* PROVIDED DATA
* * * * * * *

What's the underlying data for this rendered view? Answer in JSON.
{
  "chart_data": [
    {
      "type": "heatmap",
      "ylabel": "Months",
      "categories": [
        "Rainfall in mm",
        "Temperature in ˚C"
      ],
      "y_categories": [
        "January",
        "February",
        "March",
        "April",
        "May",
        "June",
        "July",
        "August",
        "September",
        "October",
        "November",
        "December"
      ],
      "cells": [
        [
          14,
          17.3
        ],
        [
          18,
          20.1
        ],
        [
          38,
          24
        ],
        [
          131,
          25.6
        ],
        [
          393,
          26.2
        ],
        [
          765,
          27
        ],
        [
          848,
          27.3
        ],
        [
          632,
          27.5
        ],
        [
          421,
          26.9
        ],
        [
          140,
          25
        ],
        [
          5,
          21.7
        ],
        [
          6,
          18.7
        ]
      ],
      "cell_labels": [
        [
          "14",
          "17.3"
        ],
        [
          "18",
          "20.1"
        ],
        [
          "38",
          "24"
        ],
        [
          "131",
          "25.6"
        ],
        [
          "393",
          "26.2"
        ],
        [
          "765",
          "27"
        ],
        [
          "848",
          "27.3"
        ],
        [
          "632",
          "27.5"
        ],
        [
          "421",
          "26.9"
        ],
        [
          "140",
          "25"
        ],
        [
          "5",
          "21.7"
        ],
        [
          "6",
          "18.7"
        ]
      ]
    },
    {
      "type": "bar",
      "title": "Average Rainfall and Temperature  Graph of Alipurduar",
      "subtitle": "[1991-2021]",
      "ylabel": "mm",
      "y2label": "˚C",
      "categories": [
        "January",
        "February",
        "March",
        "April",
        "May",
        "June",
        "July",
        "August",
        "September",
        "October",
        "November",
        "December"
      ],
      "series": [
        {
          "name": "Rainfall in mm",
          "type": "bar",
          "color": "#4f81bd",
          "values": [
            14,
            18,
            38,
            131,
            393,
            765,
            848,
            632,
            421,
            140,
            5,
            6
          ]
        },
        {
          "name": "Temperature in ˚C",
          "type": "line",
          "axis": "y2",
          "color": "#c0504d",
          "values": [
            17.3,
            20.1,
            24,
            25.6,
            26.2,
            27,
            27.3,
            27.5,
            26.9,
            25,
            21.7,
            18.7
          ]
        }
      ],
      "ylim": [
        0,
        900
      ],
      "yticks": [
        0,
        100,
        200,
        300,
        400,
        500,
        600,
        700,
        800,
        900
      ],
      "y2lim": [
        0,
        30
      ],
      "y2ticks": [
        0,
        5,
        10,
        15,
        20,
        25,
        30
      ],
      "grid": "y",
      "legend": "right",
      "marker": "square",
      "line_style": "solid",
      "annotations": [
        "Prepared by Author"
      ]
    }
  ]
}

* * * * * * *

* CHALLENGE
Scan the listing above for the word "type" and copy every line that holds it.

* TASK SOLUTION
      "type": "heatmap",
      "type": "bar",
          "type": "bar",
          "type": "line",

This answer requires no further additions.